Omitting all pictures, print the lines of the listing from the one containing "Extract the structured" through the final line, both ends included, with no other text.

::: ROWS

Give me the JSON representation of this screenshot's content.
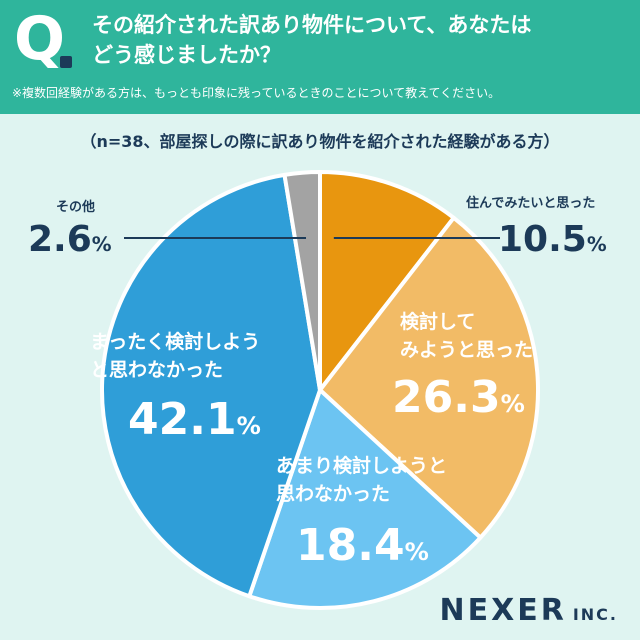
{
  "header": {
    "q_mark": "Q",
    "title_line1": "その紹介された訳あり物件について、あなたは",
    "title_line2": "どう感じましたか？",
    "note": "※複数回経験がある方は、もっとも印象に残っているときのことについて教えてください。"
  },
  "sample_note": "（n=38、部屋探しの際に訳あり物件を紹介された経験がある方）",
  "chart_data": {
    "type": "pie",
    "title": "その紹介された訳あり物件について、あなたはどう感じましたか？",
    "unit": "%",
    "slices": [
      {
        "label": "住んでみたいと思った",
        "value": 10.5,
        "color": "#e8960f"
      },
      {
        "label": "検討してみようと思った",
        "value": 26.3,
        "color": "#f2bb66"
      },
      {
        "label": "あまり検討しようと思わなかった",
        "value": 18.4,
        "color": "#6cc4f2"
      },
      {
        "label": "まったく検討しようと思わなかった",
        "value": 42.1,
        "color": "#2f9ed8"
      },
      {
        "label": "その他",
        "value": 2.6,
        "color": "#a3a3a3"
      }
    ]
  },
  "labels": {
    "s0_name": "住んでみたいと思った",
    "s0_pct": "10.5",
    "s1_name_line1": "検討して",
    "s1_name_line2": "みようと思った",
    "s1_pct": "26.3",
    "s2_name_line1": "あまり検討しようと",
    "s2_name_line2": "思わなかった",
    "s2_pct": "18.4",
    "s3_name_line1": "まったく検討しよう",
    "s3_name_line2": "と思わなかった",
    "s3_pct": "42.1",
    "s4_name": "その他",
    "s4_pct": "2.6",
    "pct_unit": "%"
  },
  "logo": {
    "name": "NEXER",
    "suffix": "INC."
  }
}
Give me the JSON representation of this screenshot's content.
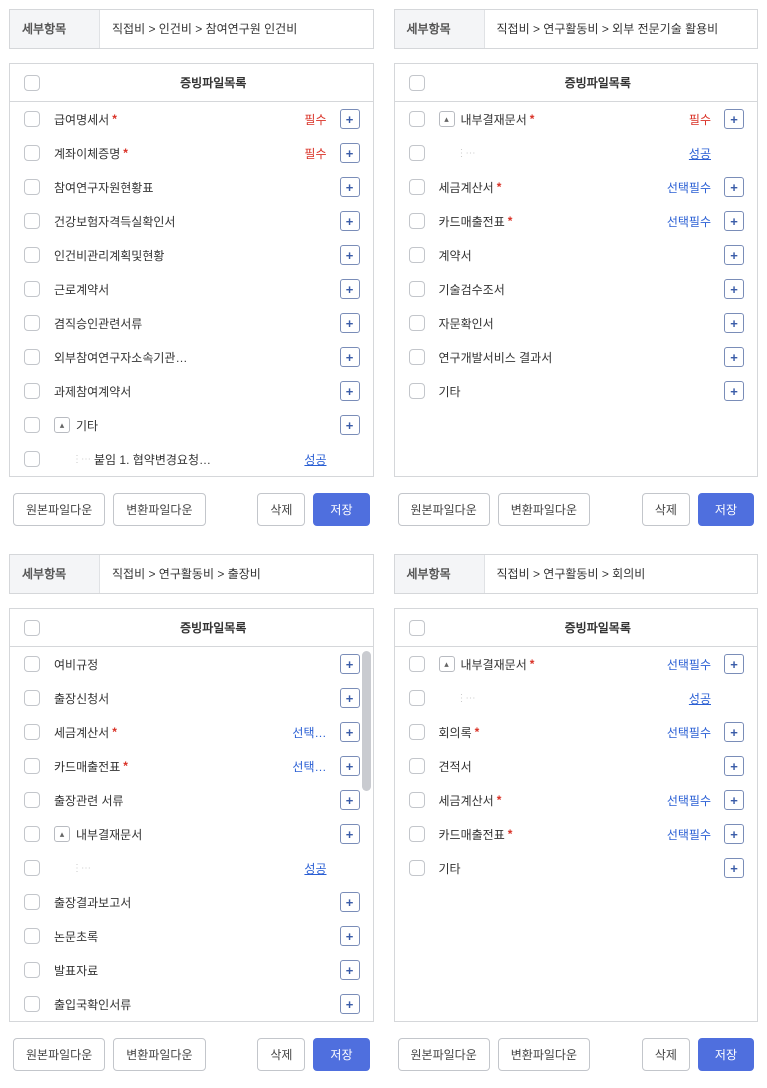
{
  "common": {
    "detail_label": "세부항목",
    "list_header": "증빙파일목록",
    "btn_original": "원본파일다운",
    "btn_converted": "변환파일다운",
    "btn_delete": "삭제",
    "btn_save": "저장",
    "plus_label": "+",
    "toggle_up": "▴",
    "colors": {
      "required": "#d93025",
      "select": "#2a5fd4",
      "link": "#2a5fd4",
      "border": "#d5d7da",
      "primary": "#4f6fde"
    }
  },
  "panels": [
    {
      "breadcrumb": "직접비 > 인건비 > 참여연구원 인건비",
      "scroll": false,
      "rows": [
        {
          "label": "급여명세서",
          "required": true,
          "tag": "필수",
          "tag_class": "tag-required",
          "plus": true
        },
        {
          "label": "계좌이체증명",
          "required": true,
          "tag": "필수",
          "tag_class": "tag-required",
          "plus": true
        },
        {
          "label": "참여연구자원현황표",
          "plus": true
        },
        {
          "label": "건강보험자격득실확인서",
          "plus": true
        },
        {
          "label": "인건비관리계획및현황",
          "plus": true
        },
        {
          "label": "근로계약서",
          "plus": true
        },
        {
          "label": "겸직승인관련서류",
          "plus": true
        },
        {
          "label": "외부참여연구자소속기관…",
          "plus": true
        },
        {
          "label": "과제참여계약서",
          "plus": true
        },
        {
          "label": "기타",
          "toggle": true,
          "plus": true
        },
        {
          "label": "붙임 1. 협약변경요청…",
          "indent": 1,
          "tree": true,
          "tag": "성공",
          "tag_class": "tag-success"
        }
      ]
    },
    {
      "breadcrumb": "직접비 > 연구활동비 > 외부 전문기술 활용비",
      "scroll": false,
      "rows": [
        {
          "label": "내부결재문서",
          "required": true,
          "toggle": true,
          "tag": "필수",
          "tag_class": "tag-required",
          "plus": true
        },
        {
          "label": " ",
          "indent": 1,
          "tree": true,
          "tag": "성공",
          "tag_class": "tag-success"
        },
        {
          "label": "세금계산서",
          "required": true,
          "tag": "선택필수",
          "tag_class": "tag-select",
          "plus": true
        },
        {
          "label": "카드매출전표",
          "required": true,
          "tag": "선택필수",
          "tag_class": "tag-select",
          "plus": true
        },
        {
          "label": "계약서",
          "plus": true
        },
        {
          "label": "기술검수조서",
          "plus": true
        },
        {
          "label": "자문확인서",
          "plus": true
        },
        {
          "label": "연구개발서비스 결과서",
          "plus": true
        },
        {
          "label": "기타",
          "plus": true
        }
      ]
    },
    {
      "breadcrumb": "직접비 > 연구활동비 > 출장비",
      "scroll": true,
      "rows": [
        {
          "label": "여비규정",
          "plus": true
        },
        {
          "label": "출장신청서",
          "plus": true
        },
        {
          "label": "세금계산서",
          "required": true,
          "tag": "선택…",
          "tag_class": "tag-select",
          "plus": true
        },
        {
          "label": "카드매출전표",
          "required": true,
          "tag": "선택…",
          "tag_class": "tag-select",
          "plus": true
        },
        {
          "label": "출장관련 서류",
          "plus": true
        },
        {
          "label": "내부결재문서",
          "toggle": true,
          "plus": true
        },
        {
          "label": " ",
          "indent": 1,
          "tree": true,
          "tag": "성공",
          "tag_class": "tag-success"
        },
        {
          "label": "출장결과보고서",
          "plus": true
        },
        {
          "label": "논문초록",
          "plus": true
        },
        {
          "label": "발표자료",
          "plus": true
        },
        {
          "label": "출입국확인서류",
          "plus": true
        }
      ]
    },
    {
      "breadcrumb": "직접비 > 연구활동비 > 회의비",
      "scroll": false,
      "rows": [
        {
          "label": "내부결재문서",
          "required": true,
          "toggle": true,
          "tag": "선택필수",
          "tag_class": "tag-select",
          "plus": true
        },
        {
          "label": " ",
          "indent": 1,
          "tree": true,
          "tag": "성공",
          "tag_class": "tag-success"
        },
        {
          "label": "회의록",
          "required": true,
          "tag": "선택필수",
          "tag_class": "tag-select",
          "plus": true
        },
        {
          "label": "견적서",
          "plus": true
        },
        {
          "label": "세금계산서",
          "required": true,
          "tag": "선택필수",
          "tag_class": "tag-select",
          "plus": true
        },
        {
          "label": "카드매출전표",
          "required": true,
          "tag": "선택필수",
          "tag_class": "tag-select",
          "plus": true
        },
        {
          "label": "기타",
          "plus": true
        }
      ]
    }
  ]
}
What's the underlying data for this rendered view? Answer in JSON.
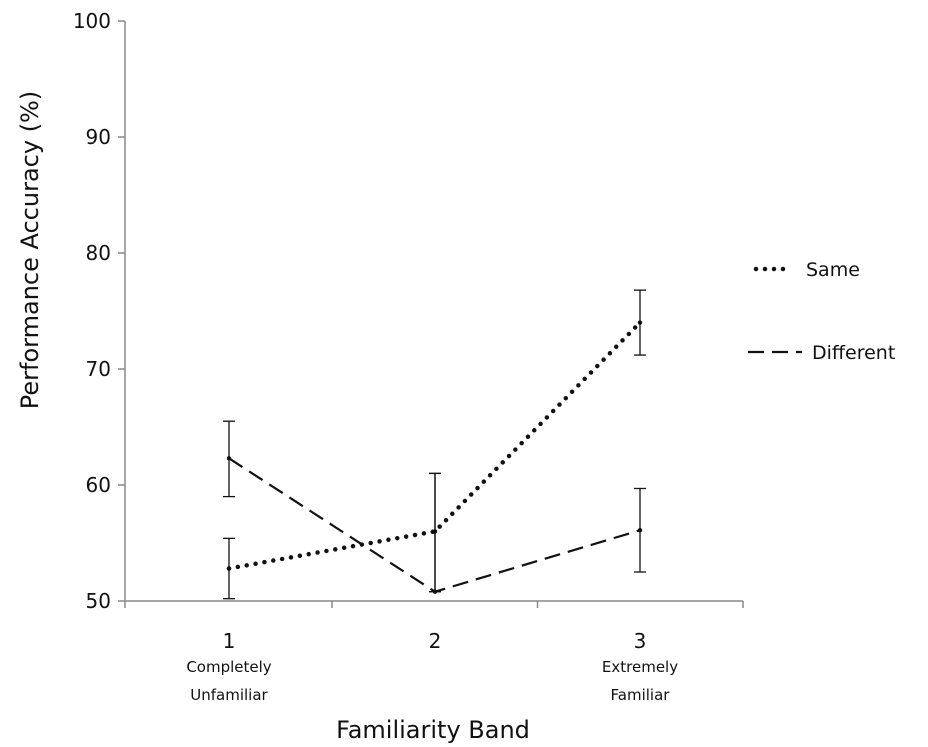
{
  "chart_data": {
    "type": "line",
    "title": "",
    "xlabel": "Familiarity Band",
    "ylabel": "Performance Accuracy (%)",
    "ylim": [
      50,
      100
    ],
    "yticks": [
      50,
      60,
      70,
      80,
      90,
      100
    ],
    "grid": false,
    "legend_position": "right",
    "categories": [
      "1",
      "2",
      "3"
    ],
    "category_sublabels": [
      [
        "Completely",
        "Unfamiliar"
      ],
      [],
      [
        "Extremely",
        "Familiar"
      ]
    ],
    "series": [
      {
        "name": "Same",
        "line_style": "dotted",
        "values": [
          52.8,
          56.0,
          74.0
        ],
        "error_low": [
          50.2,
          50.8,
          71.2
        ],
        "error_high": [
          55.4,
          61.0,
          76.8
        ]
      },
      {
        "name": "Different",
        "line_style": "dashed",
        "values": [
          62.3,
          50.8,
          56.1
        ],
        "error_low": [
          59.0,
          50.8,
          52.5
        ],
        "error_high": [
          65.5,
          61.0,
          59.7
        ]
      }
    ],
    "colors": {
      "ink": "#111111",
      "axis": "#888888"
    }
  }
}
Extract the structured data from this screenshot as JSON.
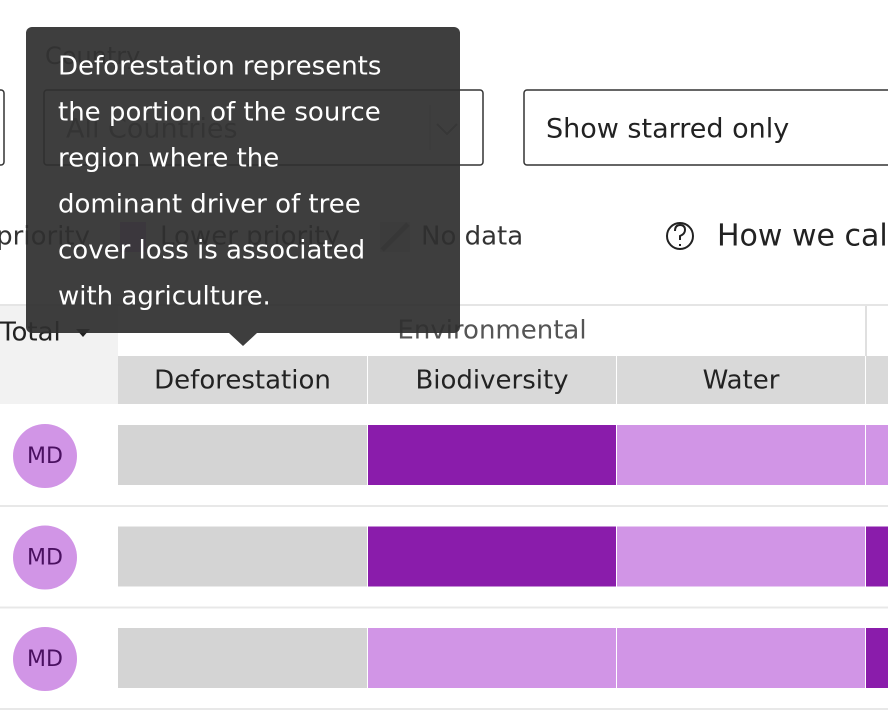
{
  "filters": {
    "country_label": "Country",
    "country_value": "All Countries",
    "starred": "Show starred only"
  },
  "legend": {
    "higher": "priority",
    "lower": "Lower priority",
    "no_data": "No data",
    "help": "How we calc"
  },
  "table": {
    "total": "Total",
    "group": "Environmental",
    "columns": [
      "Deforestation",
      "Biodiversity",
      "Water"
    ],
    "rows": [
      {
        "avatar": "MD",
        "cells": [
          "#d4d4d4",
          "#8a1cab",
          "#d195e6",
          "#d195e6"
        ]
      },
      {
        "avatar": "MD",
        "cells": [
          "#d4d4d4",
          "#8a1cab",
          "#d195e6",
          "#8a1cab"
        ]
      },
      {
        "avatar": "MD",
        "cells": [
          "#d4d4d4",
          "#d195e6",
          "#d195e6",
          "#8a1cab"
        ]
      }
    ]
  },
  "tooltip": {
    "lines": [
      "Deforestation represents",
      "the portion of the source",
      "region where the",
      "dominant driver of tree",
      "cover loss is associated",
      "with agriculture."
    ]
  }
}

::::::

◆ **ANSWER TO THE EXERCISE**
Extract the structured data from this screenshot as JSON.
{
  "filters": {
    "country_label": "Country",
    "country_value": "All Countries",
    "starred": "Show starred only"
  },
  "legend": {
    "higher": "priority",
    "lower": "Lower priority",
    "no_data": "No data",
    "help": "How we calc"
  },
  "table": {
    "total": "Total",
    "group": "Environmental",
    "columns": [
      "Deforestation",
      "Biodiversity",
      "Water"
    ],
    "rows": [
      {
        "avatar": "MD",
        "cells": [
          "#d4d4d4",
          "#8a1cab",
          "#d195e6",
          "#d195e6"
        ]
      },
      {
        "avatar": "MD",
        "cells": [
          "#d4d4d4",
          "#8a1cab",
          "#d195e6",
          "#8a1cab"
        ]
      },
      {
        "avatar": "MD",
        "cells": [
          "#d4d4d4",
          "#d195e6",
          "#d195e6",
          "#8a1cab"
        ]
      }
    ]
  },
  "tooltip": {
    "lines": [
      "Deforestation represents",
      "the portion of the source",
      "region where the",
      "dominant driver of tree",
      "cover loss is associated",
      "with agriculture."
    ]
  }
}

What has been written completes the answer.